* **SET EXERCISE**:
Quote every line below word for word, but leave the pictures out of your answer.

** start of GIVEN INFORMATION **

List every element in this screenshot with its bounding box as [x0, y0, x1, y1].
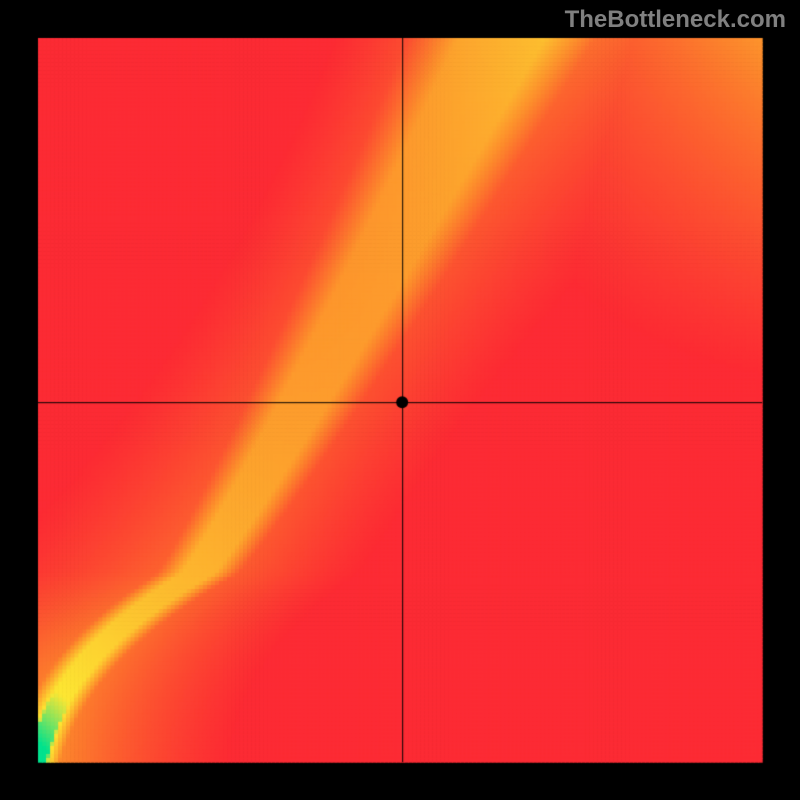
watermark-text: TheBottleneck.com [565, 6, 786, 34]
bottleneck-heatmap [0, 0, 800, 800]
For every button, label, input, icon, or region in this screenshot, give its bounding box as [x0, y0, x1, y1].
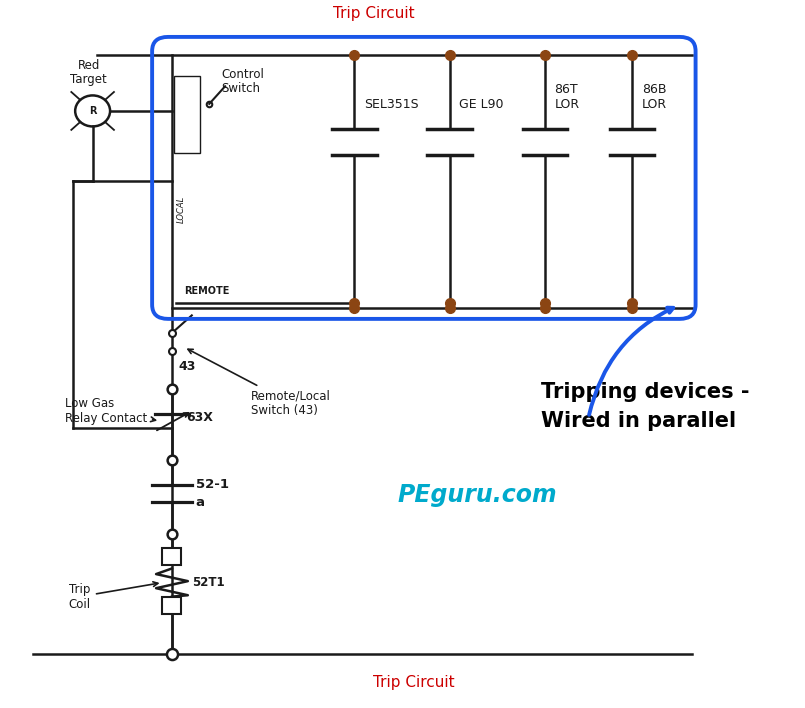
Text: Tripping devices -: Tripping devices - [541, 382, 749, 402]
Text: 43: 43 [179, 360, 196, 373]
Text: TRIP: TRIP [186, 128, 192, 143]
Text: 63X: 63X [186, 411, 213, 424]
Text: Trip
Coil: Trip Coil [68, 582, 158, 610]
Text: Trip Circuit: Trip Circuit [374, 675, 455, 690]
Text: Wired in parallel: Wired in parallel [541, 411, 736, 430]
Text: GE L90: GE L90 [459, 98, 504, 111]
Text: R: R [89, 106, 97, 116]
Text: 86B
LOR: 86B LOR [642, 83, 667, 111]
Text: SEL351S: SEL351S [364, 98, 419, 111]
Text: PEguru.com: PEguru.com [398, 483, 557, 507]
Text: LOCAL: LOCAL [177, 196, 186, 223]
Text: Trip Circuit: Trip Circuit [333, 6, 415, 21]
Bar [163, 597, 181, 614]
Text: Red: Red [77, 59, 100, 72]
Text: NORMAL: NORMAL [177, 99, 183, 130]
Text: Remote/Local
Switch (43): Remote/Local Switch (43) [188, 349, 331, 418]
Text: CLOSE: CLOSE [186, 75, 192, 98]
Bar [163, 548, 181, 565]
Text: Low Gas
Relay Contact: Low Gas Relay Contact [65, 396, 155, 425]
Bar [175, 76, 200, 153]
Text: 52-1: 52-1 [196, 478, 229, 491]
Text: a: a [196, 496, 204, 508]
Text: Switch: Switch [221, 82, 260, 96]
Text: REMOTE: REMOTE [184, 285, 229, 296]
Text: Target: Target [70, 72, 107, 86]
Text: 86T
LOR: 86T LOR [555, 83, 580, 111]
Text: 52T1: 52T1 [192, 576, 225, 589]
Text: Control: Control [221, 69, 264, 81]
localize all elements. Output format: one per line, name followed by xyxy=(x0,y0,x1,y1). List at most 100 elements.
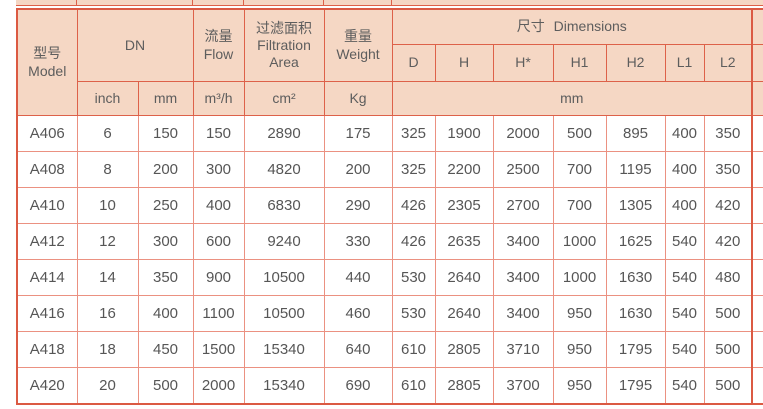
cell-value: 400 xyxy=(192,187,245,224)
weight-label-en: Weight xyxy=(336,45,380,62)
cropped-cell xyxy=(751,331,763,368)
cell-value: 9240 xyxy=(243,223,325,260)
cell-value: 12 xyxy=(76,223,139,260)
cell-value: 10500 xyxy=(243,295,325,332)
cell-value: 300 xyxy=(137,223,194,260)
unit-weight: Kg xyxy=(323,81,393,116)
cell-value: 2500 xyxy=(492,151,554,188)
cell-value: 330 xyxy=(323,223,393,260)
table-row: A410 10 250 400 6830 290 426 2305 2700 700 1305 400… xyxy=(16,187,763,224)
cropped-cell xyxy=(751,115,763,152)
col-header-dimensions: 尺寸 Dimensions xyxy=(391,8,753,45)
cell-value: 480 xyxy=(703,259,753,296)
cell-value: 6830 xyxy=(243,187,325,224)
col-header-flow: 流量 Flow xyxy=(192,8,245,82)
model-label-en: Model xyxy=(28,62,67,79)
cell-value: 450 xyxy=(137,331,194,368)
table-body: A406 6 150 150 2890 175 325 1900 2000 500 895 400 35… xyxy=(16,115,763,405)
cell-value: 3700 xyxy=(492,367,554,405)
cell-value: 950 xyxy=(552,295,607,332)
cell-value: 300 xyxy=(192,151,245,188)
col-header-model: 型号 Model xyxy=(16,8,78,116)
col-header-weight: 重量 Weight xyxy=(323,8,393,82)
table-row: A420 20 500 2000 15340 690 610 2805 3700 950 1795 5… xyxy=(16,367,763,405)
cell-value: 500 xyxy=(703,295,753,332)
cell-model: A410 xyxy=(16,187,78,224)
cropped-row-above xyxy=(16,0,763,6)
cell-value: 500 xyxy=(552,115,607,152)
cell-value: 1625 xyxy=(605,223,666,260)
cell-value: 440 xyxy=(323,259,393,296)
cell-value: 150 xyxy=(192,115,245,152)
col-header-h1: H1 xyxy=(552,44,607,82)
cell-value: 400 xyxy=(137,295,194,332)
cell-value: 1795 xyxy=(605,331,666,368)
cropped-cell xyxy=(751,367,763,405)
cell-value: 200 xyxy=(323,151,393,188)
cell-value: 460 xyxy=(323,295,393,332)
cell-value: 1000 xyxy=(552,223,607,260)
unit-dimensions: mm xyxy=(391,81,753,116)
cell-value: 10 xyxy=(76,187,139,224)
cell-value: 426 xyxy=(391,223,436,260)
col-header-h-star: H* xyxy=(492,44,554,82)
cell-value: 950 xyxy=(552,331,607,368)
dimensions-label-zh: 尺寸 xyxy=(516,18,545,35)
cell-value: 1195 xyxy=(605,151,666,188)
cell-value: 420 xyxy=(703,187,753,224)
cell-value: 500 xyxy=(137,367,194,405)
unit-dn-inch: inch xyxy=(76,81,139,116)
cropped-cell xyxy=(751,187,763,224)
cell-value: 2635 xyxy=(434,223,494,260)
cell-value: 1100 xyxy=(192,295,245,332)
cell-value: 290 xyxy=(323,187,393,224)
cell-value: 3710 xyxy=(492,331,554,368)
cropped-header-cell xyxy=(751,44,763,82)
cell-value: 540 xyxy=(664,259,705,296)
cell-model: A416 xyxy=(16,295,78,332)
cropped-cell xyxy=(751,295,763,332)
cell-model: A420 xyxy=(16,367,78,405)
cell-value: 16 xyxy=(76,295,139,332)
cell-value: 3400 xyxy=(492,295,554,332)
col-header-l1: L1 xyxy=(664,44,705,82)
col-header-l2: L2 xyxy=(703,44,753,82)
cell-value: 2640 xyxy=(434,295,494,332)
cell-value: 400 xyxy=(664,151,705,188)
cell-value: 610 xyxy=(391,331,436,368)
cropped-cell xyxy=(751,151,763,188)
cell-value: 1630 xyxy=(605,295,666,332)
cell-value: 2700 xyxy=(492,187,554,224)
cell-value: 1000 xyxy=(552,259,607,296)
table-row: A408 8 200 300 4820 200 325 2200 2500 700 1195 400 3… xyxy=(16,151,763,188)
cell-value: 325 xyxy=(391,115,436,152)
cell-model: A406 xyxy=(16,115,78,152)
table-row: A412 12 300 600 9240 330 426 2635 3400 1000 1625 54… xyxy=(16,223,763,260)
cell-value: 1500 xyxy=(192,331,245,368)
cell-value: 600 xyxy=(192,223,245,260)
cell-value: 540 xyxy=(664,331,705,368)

** end of GIVEN INFORMATION **

* **RESPONSE**:
List every element in this screenshot with its bounding box as [x0, y0, x1, y1].
watermark-text: TheBottleneck.com [565, 6, 786, 34]
bottleneck-heatmap [0, 0, 800, 800]
For every button, label, input, icon, or region in this screenshot, give its bounding box as [x0, y0, x1, y1].
Text: Tripping devices -: Tripping devices - [541, 382, 749, 402]
Text: 43: 43 [179, 360, 196, 373]
Text: TRIP: TRIP [186, 128, 192, 143]
Text: 63X: 63X [186, 411, 213, 424]
Text: Trip
Coil: Trip Coil [68, 582, 158, 610]
Text: Trip Circuit: Trip Circuit [374, 675, 455, 690]
Text: Wired in parallel: Wired in parallel [541, 411, 736, 430]
Text: GE L90: GE L90 [459, 98, 504, 111]
Text: R: R [89, 106, 97, 116]
Text: 86B
LOR: 86B LOR [642, 83, 667, 111]
Text: SEL351S: SEL351S [364, 98, 419, 111]
Text: PEguru.com: PEguru.com [398, 483, 557, 507]
Text: LOCAL: LOCAL [177, 196, 186, 223]
Text: Trip Circuit: Trip Circuit [333, 6, 415, 21]
Bar [163, 597, 181, 614]
Text: Red: Red [77, 59, 100, 72]
Text: NORMAL: NORMAL [177, 99, 183, 130]
Text: Remote/Local
Switch (43): Remote/Local Switch (43) [188, 349, 331, 418]
Text: CLOSE: CLOSE [186, 75, 192, 98]
Bar [163, 548, 181, 565]
Text: Low Gas
Relay Contact: Low Gas Relay Contact [65, 396, 155, 425]
Bar [175, 76, 200, 153]
Text: 52-1: 52-1 [196, 478, 229, 491]
Text: a: a [196, 496, 204, 508]
Text: Switch: Switch [221, 82, 260, 96]
Text: REMOTE: REMOTE [184, 285, 229, 296]
Text: Target: Target [70, 72, 107, 86]
Text: 86T
LOR: 86T LOR [555, 83, 580, 111]
Text: 52T1: 52T1 [192, 576, 225, 589]
Text: Control: Control [221, 69, 264, 81]
localize all elements. Output format: one per line, name followed by xyxy=(x0,y0,x1,y1). List at most 100 elements.
cell-value: 400 xyxy=(192,187,245,224)
weight-label-en: Weight xyxy=(336,45,380,62)
cropped-cell xyxy=(751,331,763,368)
cell-value: 9240 xyxy=(243,223,325,260)
cell-value: 12 xyxy=(76,223,139,260)
cell-value: 10500 xyxy=(243,295,325,332)
cell-value: 300 xyxy=(137,223,194,260)
unit-weight: Kg xyxy=(323,81,393,116)
cell-value: 2500 xyxy=(492,151,554,188)
cell-value: 330 xyxy=(323,223,393,260)
table-row: A410 10 250 400 6830 290 426 2305 2700 700 1305 400… xyxy=(16,187,763,224)
cropped-cell xyxy=(751,115,763,152)
col-header-dimensions: 尺寸 Dimensions xyxy=(391,8,753,45)
cell-value: 480 xyxy=(703,259,753,296)
cell-value: 6830 xyxy=(243,187,325,224)
col-header-flow: 流量 Flow xyxy=(192,8,245,82)
model-label-en: Model xyxy=(28,62,67,79)
cell-value: 450 xyxy=(137,331,194,368)
table-body: A406 6 150 150 2890 175 325 1900 2000 500 895 400 35… xyxy=(16,115,763,405)
cell-value: 3700 xyxy=(492,367,554,405)
cell-value: 950 xyxy=(552,295,607,332)
cell-value: 300 xyxy=(192,151,245,188)
col-header-model: 型号 Model xyxy=(16,8,78,116)
col-header-weight: 重量 Weight xyxy=(323,8,393,82)
table-row: A420 20 500 2000 15340 690 610 2805 3700 950 1795 5… xyxy=(16,367,763,405)
cell-value: 500 xyxy=(703,295,753,332)
cell-model: A410 xyxy=(16,187,78,224)
cropped-row-above xyxy=(16,0,763,6)
cell-value: 500 xyxy=(552,115,607,152)
cell-value: 1625 xyxy=(605,223,666,260)
cell-value: 440 xyxy=(323,259,393,296)
cell-value: 150 xyxy=(192,115,245,152)
col-header-h1: H1 xyxy=(552,44,607,82)
cell-value: 400 xyxy=(137,295,194,332)
cell-value: 1795 xyxy=(605,331,666,368)
cropped-cell xyxy=(751,367,763,405)
cell-value: 200 xyxy=(323,151,393,188)
cell-value: 460 xyxy=(323,295,393,332)
cell-value: 1000 xyxy=(552,223,607,260)
unit-dimensions: mm xyxy=(391,81,753,116)
cell-value: 10 xyxy=(76,187,139,224)
cell-value: 426 xyxy=(391,223,436,260)
col-header-h-star: H* xyxy=(492,44,554,82)
cell-value: 950 xyxy=(552,331,607,368)
dimensions-label-zh: 尺寸 xyxy=(516,18,545,35)
cell-value: 1195 xyxy=(605,151,666,188)
cell-value: 420 xyxy=(703,187,753,224)
cell-value: 500 xyxy=(137,367,194,405)
unit-dn-inch: inch xyxy=(76,81,139,116)
cropped-cell xyxy=(751,187,763,224)
cell-value: 2635 xyxy=(434,223,494,260)
cell-value: 1100 xyxy=(192,295,245,332)
cell-value: 290 xyxy=(323,187,393,224)
cell-value: 3710 xyxy=(492,331,554,368)
cropped-header-cell xyxy=(751,44,763,82)
cell-value: 540 xyxy=(664,259,705,296)
cell-model: A416 xyxy=(16,295,78,332)
cropped-cell xyxy=(751,295,763,332)
cell-model: A420 xyxy=(16,367,78,405)
cell-value: 16 xyxy=(76,295,139,332)
cell-value: 3400 xyxy=(492,295,554,332)
col-header-l1: L1 xyxy=(664,44,705,82)
col-header-l2: L2 xyxy=(703,44,753,82)
cell-value: 2640 xyxy=(434,295,494,332)
cell-value: 400 xyxy=(664,151,705,188)
cell-value: 610 xyxy=(391,331,436,368)
cropped-cell xyxy=(751,151,763,188)
cell-value: 1630 xyxy=(605,295,666,332)
cell-value: 2700 xyxy=(492,187,554,224)
cell-value: 1000 xyxy=(552,259,607,296)
table-row: A408 8 200 300 4820 200 325 2200 2500 700 1195 400 3… xyxy=(16,151,763,188)
cell-value: 325 xyxy=(391,115,436,152)
cell-model: A406 xyxy=(16,115,78,152)
table-row: A412 12 300 600 9240 330 426 2635 3400 1000 1625 54… xyxy=(16,223,763,260)
cell-value: 1500 xyxy=(192,331,245,368)
cell-value: 600 xyxy=(192,223,245,260)
cell-value: 540 xyxy=(664,331,705,368)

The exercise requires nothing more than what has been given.